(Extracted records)
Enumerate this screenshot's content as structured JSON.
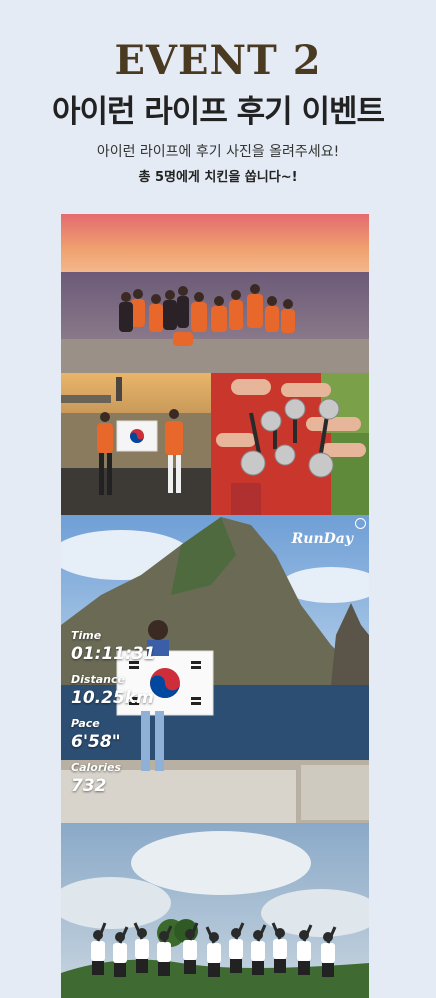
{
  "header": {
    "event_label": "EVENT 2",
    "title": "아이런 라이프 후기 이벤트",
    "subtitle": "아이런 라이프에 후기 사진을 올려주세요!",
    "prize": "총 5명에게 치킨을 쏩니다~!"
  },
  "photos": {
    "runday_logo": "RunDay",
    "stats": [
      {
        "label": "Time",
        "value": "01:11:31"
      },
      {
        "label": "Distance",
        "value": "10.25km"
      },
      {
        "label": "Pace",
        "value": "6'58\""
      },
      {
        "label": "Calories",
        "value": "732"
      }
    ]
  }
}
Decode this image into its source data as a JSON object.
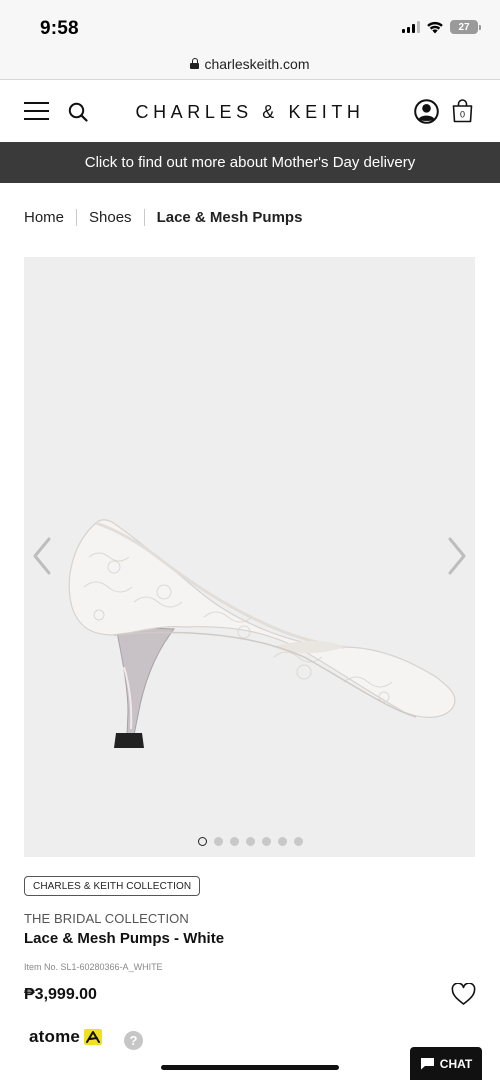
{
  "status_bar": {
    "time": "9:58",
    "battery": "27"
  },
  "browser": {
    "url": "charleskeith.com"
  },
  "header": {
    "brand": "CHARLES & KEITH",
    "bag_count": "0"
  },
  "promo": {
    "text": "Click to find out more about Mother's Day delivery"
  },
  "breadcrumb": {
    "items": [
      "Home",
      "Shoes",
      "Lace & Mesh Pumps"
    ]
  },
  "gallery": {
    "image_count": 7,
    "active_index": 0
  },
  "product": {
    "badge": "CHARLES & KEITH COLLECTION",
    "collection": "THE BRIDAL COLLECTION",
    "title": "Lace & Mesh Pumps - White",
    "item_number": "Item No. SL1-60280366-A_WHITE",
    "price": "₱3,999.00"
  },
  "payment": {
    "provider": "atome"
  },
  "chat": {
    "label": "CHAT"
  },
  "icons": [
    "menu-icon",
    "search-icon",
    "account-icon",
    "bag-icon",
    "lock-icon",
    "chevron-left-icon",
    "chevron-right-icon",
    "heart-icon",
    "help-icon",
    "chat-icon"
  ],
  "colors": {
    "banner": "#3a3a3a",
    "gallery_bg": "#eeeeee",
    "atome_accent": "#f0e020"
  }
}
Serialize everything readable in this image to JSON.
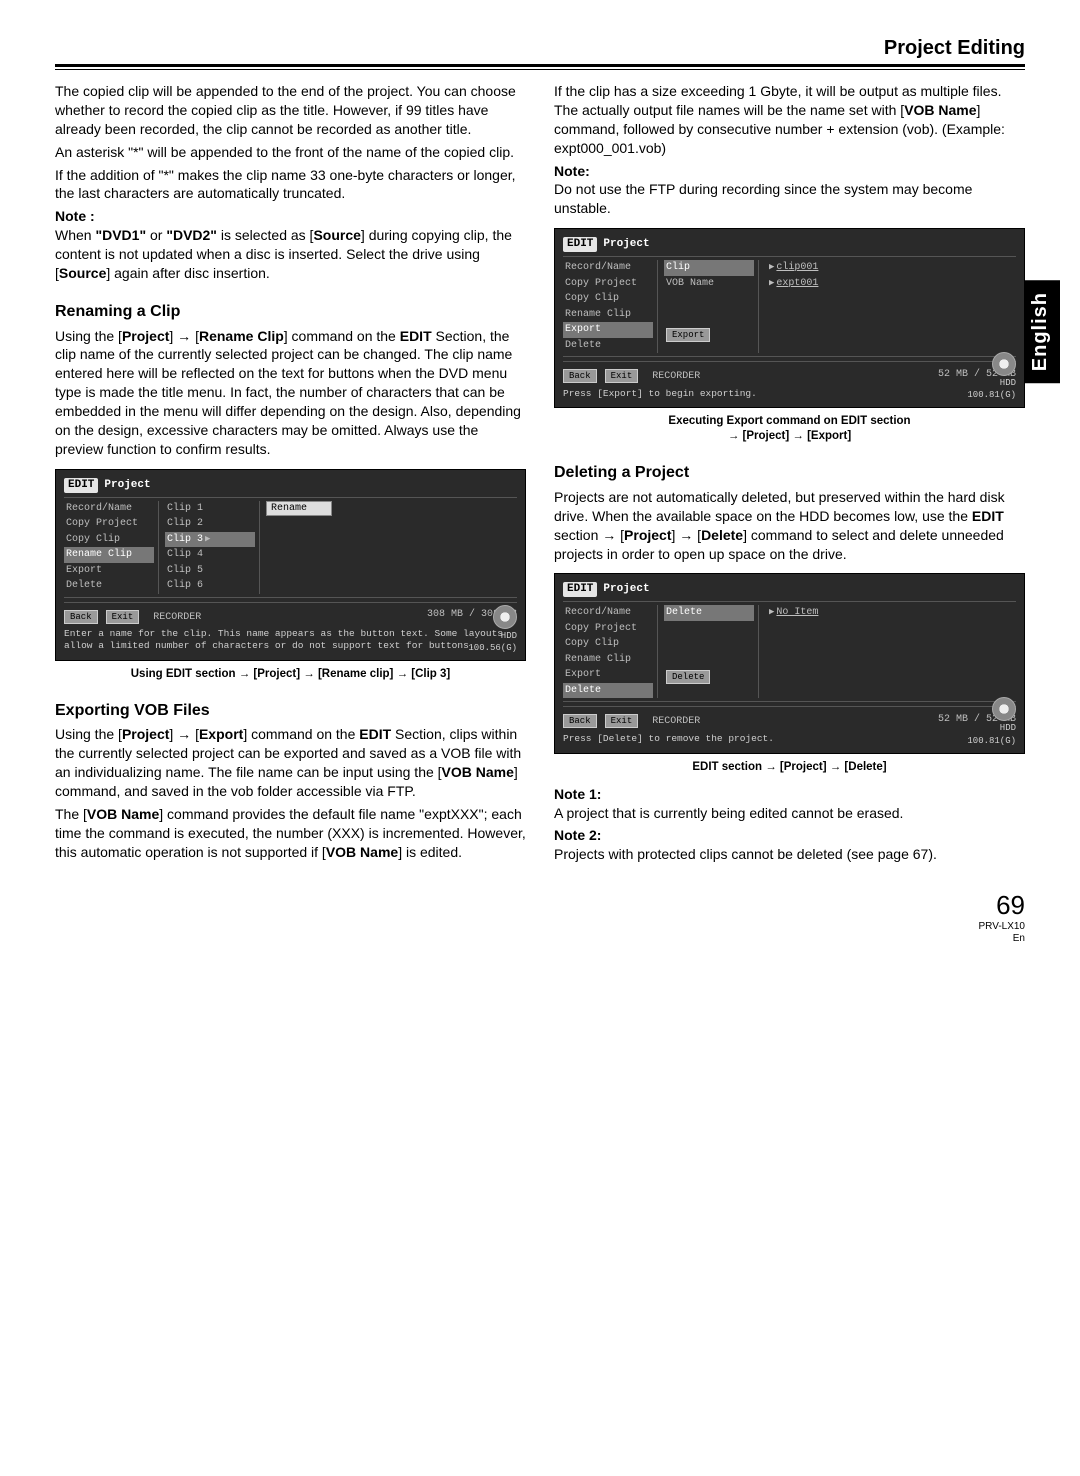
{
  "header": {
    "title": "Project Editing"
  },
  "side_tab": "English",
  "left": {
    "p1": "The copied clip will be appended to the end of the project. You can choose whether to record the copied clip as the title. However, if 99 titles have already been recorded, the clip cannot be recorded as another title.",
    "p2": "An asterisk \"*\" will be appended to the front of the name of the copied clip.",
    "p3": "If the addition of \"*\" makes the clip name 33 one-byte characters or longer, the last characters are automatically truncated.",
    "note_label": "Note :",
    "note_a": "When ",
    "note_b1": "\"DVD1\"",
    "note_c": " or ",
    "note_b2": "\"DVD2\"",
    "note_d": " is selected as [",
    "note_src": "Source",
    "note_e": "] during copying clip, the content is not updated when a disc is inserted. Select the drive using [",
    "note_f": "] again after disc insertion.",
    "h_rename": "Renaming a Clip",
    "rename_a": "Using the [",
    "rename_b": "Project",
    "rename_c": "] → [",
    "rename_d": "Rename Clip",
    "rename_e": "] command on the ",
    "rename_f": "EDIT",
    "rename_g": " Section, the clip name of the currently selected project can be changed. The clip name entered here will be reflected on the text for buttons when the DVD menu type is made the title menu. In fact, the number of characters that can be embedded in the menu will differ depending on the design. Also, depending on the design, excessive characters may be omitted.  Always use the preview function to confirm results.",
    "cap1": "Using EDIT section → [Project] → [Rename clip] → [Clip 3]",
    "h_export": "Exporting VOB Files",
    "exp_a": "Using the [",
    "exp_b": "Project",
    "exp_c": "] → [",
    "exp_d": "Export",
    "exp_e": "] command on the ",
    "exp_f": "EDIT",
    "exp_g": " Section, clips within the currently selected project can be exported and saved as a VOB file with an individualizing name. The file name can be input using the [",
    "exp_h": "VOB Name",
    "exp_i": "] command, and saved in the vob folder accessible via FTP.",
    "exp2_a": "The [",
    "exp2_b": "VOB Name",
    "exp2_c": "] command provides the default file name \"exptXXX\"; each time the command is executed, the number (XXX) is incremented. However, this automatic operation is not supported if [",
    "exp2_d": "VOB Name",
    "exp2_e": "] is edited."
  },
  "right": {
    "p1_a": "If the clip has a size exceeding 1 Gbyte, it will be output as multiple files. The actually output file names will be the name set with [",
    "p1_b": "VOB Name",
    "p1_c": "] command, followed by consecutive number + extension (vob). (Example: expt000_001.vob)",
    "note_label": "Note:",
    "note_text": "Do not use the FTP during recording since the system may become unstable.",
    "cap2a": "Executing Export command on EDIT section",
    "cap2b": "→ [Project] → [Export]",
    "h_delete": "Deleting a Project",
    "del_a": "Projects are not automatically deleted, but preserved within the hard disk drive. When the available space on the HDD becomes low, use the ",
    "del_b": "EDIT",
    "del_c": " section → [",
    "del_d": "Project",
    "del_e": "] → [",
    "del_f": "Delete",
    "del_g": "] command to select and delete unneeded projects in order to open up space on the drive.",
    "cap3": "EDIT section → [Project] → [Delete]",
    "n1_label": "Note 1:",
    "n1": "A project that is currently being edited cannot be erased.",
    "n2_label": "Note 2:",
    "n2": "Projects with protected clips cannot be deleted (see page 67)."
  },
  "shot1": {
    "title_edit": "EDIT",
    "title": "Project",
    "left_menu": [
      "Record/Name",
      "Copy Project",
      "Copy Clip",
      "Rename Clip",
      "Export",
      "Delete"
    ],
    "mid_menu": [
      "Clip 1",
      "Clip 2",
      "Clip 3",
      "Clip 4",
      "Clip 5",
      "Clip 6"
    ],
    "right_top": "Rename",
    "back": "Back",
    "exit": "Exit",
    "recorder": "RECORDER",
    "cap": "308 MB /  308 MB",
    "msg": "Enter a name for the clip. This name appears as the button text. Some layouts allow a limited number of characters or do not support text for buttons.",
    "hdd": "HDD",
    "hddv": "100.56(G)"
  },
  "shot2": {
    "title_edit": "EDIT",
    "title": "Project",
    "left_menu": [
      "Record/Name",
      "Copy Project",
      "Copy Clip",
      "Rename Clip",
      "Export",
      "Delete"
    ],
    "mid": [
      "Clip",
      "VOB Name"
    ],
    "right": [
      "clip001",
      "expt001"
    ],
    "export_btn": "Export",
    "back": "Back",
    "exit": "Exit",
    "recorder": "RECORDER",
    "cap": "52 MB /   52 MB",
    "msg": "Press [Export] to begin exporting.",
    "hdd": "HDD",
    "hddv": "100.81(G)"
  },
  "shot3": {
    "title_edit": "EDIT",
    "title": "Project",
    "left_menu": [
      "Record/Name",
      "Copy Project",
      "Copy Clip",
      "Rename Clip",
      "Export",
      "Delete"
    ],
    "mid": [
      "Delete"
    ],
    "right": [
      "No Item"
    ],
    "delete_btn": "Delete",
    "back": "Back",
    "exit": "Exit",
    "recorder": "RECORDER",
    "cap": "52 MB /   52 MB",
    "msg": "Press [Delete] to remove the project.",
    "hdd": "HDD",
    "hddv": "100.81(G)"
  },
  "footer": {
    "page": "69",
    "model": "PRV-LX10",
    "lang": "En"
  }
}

--

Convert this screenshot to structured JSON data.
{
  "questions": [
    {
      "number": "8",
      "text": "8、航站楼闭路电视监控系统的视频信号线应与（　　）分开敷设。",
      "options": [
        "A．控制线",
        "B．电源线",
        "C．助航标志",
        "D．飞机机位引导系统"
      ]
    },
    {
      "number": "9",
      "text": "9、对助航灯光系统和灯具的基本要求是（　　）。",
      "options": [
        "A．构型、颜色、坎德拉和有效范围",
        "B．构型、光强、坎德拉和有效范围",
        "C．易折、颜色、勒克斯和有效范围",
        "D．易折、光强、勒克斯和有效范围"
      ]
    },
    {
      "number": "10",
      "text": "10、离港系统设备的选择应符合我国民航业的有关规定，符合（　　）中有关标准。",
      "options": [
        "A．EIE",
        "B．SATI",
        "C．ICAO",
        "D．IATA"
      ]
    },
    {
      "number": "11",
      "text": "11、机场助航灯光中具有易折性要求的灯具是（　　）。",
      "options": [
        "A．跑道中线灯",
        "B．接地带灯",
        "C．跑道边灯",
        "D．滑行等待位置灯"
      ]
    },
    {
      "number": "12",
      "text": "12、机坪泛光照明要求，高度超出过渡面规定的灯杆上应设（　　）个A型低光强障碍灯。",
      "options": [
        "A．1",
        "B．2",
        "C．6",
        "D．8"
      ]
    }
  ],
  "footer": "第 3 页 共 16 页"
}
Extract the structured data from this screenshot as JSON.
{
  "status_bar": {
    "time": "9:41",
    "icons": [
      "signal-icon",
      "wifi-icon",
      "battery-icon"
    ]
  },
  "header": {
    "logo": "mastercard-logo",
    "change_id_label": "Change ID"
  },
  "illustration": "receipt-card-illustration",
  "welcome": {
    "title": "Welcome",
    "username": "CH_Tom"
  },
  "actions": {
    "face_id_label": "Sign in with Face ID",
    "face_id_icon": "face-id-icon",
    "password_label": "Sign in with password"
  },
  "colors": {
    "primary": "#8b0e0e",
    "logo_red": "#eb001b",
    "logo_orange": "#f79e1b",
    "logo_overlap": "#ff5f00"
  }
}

> _GIVEN PROBLEM_: Copy each line of the records containing the string "copied".

> _ANSWER TO THE EXERCISE_:
    "p1": "The copied clip will be appended to the end of the project. You can choose whether to record the copied clip as the title. However, if 99 titles have already been recorded, the clip cannot be recorded as another title.",
    "p2": "An asterisk \"*\" will be appended to the front of the name of the copied clip.",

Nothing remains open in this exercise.